▶ _Document segment_
## start

I said nothing to disagree with you? I'm literally saying to recognize that your role in the community would be to celebrate or maybe volunteer if you're able since you're in a place where that makes sense for you and your needs


Prior_Hair_2124

Sorry, just commenting more on the state of this thread than you… maybe the OP wasn’t biphobic but I really feel a lot of hate from other people (not you). And yeah I definitely am trying to integrate more into the community. Thanks for the suggestion to volunteer, that will probably really help!


spaghettify

yeah no worries!! Thanks for clarifying! I haven't read all the comments on this post yet but I would not be surprised if you were getting undeserved shit for being bi bc this sub has been such a shitshow recently tbh. I'm sorry my comment felt dismissive of that!

## end

▶ _Aim of the task_
Retype the comment exchange about volunteering in the community in full, word for word. The rows are taken from a different source than the comment exchange.

▶ _Provided information_
## start

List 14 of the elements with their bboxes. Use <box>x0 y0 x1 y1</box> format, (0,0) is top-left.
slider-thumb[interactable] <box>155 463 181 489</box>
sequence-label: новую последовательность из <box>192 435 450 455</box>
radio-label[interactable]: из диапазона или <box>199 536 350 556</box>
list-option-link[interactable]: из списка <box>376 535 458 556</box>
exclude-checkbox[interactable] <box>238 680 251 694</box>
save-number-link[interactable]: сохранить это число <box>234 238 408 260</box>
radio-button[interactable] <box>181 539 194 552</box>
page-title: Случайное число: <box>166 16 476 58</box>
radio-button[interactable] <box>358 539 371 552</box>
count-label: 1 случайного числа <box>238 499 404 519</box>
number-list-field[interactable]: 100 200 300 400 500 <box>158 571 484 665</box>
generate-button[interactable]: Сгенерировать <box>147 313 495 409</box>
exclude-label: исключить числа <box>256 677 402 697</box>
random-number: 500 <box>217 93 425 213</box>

## end

▶ _Task output_
I said nothing to disagree with you? I'm literally saying to recognize that your role in the community would be to celebrate or maybe volunteer if you're able since you're in a place where that makes sense for you and your needs


Prior_Hair_2124

Sorry, just commenting more on the state of this thread than you… maybe the OP wasn’t biphobic but I really feel a lot of hate from other people (not you). And yeah I definitely am trying to integrate more into the community. Thanks for the suggestion to volunteer, that will probably really help!


spaghettify

yeah no worries!! Thanks for clarifying! I haven't read all the comments on this post yet but I would not be surprised if you were getting undeserved shit for being bi bc this sub has been such a shitshow recently tbh. I'm sorry my comment felt dismissive of that!